Your goal
From the listing below, select every line where the word "šťastni" appears.

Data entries
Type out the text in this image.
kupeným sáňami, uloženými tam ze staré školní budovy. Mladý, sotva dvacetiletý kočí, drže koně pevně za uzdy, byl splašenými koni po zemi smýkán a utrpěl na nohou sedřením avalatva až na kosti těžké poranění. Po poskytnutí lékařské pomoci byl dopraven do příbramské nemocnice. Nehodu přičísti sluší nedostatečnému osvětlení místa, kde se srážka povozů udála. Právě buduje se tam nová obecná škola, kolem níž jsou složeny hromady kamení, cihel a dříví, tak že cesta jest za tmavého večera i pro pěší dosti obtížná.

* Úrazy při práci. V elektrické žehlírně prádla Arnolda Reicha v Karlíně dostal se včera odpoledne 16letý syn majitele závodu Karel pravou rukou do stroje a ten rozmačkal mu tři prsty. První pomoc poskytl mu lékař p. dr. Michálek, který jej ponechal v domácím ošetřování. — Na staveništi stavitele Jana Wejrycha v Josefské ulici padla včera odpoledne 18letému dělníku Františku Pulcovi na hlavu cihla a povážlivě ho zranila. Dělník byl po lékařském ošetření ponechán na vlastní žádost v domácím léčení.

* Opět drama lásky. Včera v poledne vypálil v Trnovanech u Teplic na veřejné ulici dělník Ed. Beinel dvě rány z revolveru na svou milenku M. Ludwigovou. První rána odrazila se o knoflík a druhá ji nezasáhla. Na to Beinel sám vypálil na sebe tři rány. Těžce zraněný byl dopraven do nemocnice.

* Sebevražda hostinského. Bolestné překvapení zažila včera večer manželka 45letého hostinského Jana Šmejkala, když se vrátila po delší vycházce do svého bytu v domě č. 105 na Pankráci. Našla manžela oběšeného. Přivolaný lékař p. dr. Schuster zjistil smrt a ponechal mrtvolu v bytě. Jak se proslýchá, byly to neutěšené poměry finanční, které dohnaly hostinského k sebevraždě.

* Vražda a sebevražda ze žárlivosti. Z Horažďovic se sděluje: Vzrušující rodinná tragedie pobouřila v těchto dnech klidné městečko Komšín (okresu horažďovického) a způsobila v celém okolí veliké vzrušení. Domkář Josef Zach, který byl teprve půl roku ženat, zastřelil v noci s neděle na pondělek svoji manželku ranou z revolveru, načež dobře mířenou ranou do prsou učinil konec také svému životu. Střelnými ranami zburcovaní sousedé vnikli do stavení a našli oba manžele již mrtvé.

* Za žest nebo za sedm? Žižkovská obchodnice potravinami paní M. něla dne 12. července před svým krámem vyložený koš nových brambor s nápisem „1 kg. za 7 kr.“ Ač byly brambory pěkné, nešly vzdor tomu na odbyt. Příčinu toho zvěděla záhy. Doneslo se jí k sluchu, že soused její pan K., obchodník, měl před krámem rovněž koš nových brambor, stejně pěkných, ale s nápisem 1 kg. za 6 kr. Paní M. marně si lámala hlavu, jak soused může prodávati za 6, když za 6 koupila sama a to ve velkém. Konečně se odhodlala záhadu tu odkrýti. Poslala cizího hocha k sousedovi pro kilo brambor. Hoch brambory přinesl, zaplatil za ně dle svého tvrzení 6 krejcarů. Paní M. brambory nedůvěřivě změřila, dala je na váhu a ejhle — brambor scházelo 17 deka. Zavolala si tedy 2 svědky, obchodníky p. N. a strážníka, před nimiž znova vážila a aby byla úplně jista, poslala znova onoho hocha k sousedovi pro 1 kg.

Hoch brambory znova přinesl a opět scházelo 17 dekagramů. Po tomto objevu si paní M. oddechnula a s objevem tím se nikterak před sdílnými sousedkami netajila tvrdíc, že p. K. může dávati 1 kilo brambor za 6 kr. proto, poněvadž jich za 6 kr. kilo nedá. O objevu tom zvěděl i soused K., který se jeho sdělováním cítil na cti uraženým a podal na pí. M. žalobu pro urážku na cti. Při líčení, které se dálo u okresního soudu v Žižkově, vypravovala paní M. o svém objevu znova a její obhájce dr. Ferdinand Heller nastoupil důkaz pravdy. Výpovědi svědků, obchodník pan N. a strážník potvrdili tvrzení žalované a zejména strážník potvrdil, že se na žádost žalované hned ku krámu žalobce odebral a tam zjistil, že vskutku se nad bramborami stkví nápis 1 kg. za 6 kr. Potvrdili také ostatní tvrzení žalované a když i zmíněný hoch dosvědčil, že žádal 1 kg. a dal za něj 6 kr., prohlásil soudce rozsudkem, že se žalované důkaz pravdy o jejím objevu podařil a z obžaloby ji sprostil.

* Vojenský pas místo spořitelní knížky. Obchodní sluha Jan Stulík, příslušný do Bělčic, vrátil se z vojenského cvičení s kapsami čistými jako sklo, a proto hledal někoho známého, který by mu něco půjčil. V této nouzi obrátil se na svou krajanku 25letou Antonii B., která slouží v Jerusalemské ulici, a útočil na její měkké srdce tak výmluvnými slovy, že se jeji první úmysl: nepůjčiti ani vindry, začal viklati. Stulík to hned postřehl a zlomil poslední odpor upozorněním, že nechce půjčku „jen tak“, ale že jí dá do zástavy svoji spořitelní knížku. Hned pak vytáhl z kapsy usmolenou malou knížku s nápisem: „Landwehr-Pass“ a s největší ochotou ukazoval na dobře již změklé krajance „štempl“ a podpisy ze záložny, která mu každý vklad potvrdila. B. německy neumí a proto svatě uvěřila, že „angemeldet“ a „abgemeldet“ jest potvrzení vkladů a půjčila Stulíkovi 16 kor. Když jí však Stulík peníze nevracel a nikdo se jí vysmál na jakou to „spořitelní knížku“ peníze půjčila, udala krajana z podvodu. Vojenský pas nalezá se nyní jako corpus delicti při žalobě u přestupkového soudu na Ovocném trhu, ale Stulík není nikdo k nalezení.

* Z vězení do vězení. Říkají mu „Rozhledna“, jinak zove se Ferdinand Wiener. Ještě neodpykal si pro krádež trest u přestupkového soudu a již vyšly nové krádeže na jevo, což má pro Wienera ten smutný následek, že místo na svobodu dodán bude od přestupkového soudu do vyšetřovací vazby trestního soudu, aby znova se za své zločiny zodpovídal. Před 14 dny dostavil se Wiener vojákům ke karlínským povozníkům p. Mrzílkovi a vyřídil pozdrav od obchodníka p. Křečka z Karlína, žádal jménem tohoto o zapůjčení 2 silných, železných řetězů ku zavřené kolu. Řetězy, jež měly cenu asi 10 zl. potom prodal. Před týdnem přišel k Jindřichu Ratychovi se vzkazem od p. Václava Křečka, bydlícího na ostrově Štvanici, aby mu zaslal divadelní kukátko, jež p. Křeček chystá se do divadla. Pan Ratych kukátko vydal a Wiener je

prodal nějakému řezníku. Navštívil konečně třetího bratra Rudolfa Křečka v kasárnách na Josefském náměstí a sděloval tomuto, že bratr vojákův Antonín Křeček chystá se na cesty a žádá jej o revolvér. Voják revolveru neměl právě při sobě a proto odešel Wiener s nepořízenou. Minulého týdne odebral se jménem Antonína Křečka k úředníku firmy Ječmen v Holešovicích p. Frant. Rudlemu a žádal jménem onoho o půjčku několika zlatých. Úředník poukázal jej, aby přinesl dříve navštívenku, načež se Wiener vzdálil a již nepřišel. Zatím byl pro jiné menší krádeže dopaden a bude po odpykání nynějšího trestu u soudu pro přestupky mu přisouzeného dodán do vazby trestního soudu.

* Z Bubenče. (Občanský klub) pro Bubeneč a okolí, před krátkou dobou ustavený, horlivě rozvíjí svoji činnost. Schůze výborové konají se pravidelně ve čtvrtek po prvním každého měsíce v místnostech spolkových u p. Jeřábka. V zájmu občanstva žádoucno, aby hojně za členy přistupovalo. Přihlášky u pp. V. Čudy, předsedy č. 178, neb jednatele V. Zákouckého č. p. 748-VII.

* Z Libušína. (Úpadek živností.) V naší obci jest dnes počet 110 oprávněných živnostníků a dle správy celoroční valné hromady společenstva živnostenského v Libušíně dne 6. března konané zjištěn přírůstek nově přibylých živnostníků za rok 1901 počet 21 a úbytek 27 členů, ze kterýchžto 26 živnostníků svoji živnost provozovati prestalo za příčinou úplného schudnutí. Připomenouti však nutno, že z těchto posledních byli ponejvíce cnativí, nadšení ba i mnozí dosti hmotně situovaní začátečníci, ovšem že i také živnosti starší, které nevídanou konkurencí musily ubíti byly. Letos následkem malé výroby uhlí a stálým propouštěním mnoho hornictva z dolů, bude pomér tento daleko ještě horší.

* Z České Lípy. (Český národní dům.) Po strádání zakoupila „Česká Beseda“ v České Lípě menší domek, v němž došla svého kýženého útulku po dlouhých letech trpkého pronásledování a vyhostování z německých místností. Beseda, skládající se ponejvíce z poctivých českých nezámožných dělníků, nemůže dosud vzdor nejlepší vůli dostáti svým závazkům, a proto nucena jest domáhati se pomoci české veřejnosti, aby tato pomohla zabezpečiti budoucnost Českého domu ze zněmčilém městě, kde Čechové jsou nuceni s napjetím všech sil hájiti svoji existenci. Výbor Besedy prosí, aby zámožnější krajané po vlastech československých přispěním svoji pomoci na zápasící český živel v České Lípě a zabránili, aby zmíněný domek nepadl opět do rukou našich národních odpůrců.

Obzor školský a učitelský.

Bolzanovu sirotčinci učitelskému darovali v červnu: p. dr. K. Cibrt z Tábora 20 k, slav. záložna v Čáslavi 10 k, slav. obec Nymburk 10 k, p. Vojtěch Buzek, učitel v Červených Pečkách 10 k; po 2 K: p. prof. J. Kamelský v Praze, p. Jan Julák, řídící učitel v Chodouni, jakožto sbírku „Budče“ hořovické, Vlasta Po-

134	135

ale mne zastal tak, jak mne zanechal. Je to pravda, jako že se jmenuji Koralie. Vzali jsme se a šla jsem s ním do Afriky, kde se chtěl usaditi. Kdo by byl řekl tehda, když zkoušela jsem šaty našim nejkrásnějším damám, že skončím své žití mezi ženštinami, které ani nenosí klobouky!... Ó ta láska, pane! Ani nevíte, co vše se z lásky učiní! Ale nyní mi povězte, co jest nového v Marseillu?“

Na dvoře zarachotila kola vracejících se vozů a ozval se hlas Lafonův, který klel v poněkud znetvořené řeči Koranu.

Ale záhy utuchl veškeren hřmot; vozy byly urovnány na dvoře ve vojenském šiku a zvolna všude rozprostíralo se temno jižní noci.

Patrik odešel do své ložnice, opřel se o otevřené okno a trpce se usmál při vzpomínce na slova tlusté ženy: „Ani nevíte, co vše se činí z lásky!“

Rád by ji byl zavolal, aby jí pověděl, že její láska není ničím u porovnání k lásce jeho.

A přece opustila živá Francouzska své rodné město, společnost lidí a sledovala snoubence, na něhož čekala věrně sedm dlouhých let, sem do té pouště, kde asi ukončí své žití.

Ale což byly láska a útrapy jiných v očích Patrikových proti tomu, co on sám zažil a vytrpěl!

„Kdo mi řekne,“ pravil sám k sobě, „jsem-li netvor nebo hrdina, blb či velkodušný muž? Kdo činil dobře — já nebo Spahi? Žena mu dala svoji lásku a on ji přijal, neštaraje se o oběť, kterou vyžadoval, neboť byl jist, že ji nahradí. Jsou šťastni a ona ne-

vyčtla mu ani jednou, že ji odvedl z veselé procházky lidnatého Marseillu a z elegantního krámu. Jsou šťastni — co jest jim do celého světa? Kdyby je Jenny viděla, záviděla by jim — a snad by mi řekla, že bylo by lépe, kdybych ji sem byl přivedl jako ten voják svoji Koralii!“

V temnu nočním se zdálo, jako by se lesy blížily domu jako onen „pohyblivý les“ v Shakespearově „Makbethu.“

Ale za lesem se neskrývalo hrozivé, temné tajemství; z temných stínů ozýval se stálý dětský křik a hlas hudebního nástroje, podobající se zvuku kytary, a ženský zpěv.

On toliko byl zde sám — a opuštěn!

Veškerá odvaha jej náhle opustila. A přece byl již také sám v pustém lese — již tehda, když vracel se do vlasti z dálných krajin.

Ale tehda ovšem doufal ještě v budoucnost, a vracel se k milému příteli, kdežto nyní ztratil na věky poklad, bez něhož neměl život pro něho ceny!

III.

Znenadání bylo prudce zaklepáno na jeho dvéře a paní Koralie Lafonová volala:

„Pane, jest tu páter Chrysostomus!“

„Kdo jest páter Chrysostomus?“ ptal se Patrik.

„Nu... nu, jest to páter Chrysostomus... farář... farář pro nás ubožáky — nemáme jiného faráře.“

Exercise result
„Kdo mi řekne,“ pravil sám k sobě, „jsem-li netvor nebo hrdina, blb či velkodušný muž? Kdo činil dobře — já nebo Spahi? Žena mu dala svoji lásku a on ji přijal, neštaraje se o oběť, kterou vyžadoval, neboť byl jist, že ji nahradí. Jsou šťastni a ona ne-
vyčtla mu ani jednou, že ji odvedl z veselé procházky lidnatého Marseillu a z elegantního krámu. Jsou šťastni — co jest jim do celého světa? Kdyby je Jenny viděla, záviděla by jim — a snad by mi řekla, že bylo by lépe, kdybych ji sem byl přivedl jako ten voják svoji Koralii!“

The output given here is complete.